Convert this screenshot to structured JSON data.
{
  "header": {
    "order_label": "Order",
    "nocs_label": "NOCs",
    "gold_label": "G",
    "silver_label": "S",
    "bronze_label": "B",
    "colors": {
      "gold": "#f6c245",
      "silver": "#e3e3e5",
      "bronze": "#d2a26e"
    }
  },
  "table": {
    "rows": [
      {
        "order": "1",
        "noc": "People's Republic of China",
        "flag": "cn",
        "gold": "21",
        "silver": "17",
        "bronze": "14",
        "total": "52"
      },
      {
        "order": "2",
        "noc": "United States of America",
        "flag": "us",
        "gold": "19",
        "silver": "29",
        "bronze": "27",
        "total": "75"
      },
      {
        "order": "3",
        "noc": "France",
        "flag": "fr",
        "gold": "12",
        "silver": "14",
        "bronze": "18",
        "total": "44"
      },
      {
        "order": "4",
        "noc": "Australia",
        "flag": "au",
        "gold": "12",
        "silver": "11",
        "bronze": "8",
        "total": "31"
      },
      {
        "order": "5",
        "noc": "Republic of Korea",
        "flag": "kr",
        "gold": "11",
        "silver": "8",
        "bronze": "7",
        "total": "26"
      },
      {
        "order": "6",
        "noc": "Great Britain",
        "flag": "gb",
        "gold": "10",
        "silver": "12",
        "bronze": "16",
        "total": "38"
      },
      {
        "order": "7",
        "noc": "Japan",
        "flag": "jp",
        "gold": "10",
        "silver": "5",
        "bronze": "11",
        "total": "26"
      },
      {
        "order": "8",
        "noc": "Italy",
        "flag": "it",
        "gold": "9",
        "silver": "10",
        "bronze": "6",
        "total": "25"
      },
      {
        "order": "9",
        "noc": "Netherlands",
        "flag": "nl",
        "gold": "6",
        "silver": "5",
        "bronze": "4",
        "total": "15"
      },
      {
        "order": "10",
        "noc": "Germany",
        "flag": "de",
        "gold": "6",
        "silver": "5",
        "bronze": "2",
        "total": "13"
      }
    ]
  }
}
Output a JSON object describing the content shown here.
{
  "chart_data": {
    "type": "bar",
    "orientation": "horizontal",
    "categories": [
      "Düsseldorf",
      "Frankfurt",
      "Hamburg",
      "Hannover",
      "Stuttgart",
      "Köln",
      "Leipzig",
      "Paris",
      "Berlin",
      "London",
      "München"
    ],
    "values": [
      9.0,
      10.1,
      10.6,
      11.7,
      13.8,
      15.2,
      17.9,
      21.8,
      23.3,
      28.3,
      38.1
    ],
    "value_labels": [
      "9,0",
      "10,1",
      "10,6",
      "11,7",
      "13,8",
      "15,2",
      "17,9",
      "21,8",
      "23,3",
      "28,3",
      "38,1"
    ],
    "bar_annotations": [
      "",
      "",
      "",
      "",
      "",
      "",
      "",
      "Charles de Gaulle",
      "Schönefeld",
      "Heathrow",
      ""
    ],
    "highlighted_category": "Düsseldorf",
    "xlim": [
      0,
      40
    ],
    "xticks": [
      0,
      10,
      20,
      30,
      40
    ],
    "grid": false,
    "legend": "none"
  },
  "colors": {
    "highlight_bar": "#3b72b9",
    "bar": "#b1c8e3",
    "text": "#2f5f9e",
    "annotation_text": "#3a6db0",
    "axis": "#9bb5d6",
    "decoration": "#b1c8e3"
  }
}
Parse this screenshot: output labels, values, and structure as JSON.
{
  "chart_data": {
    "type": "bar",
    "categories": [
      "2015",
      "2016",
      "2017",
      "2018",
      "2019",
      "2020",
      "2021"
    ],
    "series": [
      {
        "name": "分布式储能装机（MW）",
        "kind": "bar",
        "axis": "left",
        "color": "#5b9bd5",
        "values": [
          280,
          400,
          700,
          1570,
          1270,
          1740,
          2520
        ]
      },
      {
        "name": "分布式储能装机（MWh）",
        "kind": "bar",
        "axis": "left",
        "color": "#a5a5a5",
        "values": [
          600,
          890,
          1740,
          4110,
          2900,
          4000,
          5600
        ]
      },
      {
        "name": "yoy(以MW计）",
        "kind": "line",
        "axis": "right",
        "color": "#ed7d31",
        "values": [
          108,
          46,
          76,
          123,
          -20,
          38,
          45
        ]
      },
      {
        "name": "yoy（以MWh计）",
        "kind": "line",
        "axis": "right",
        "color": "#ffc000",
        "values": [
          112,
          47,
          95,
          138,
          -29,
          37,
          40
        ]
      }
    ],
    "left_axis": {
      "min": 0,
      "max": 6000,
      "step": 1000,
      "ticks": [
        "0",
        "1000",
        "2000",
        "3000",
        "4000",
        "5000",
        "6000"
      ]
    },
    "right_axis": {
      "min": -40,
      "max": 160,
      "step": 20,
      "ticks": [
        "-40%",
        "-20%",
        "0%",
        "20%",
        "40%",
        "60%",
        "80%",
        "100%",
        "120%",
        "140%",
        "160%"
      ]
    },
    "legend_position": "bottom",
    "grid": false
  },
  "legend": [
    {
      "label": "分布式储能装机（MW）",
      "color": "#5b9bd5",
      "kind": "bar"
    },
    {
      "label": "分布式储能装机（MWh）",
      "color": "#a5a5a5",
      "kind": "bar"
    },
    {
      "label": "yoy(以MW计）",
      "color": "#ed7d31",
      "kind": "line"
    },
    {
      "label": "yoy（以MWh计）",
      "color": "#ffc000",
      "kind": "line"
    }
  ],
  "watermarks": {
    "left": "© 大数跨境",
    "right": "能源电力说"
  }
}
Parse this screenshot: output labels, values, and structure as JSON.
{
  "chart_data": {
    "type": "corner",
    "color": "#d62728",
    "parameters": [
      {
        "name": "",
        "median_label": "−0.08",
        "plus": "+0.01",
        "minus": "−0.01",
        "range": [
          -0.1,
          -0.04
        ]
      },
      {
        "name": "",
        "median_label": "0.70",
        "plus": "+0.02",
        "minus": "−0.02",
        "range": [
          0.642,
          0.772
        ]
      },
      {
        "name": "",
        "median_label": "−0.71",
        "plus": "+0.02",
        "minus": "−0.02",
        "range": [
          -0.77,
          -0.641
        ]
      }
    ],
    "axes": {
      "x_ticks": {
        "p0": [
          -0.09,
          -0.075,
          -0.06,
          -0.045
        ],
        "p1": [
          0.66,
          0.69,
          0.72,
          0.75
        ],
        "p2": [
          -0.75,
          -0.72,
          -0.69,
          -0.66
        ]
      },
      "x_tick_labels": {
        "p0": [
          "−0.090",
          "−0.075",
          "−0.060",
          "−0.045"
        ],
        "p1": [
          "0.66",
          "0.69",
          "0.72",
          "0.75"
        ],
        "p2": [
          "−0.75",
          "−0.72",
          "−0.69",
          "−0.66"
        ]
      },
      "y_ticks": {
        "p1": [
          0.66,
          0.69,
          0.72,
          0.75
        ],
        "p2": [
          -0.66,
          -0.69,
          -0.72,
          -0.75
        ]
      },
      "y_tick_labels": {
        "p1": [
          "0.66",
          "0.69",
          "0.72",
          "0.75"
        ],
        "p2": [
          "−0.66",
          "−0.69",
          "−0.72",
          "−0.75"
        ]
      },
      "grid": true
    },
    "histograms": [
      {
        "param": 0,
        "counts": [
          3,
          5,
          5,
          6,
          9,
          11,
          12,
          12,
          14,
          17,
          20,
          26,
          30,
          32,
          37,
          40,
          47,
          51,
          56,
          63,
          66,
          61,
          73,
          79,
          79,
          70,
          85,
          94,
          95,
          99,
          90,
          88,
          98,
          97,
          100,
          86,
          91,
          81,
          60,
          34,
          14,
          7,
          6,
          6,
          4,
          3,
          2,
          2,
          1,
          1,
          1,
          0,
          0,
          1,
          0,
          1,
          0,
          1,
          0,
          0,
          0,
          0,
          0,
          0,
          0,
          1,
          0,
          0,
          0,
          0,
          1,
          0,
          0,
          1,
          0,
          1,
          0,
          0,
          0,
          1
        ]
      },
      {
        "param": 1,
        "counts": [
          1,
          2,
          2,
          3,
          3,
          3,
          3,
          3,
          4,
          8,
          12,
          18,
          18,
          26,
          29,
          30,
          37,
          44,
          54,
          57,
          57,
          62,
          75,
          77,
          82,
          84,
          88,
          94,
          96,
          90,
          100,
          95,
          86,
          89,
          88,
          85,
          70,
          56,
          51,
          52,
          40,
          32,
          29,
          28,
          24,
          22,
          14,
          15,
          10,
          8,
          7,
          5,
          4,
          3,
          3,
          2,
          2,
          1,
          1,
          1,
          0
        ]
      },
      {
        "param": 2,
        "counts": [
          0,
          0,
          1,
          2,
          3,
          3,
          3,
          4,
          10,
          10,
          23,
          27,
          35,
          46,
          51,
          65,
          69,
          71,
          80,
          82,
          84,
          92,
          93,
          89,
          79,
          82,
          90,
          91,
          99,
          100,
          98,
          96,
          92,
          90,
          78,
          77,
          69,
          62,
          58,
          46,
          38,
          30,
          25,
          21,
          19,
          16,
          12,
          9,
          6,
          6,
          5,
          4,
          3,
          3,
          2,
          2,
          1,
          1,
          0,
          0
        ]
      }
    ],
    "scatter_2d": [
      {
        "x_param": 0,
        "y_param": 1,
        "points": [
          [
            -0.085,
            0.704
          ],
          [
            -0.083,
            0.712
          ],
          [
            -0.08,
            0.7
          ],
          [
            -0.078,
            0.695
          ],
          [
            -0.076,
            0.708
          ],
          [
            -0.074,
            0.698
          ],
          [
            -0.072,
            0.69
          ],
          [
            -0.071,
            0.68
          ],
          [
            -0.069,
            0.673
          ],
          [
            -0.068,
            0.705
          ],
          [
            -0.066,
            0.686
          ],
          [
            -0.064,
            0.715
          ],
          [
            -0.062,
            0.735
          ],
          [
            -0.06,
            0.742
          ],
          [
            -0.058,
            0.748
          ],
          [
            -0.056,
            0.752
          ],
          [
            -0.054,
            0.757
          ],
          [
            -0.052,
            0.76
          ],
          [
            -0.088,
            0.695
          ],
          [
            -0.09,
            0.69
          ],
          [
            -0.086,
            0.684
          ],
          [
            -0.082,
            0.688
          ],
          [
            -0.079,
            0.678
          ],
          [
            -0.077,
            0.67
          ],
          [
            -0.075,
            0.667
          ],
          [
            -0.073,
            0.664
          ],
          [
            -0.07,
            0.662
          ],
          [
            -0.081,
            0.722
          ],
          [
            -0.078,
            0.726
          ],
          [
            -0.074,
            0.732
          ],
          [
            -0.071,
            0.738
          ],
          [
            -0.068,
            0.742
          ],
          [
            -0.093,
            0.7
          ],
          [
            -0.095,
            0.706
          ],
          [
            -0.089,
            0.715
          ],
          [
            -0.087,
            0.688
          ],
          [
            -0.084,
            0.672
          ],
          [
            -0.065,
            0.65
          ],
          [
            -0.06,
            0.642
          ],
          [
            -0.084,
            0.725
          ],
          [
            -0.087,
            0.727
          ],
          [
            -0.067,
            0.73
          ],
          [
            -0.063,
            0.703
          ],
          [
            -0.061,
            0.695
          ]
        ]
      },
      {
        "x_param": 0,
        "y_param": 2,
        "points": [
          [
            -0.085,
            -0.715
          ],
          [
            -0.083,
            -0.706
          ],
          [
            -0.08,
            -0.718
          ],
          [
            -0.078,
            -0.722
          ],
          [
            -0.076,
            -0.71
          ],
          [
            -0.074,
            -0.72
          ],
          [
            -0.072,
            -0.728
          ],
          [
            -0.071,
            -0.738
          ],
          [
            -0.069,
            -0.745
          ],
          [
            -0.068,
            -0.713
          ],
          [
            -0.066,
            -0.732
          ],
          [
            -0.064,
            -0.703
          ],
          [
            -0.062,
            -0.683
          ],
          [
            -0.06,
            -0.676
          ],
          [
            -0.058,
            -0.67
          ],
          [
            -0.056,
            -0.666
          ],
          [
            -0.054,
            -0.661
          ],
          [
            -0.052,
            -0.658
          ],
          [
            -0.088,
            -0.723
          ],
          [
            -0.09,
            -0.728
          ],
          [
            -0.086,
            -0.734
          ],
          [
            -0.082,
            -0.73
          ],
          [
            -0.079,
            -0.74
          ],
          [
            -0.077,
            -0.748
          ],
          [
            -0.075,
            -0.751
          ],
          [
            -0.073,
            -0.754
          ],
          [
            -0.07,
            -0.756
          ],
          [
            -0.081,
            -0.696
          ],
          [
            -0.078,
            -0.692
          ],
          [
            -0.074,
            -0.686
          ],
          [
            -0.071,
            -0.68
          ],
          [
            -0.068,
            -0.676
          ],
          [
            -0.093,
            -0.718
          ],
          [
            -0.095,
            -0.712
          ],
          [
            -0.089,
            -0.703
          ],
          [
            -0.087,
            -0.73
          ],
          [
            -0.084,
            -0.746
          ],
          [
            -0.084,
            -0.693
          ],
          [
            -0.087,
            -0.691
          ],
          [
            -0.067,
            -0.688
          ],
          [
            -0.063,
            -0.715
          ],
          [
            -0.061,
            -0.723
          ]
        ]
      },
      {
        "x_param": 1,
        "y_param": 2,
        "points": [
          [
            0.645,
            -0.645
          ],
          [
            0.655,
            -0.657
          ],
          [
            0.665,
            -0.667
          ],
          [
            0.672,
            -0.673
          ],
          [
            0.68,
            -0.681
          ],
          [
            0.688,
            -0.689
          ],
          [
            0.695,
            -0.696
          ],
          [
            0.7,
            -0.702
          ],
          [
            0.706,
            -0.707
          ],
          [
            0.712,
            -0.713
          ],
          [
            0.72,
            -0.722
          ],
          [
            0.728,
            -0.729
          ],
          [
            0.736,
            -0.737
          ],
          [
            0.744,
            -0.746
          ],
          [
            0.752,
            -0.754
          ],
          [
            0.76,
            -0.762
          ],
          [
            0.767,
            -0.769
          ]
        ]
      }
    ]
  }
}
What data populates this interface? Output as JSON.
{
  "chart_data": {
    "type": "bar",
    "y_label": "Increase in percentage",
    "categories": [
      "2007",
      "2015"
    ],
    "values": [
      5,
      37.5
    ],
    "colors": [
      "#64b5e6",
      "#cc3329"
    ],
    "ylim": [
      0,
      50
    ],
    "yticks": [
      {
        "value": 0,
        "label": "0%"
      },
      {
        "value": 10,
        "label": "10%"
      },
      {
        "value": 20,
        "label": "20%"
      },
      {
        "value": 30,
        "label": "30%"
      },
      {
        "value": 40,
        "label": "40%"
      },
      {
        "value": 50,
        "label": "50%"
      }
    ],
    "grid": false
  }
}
----------
■ INSTRUCTIONS TO FOLLOW: Of the lines above, how many contain the word "JSON"? Provide the number and nothing else.

■ EXERCISE RESPONSE: 5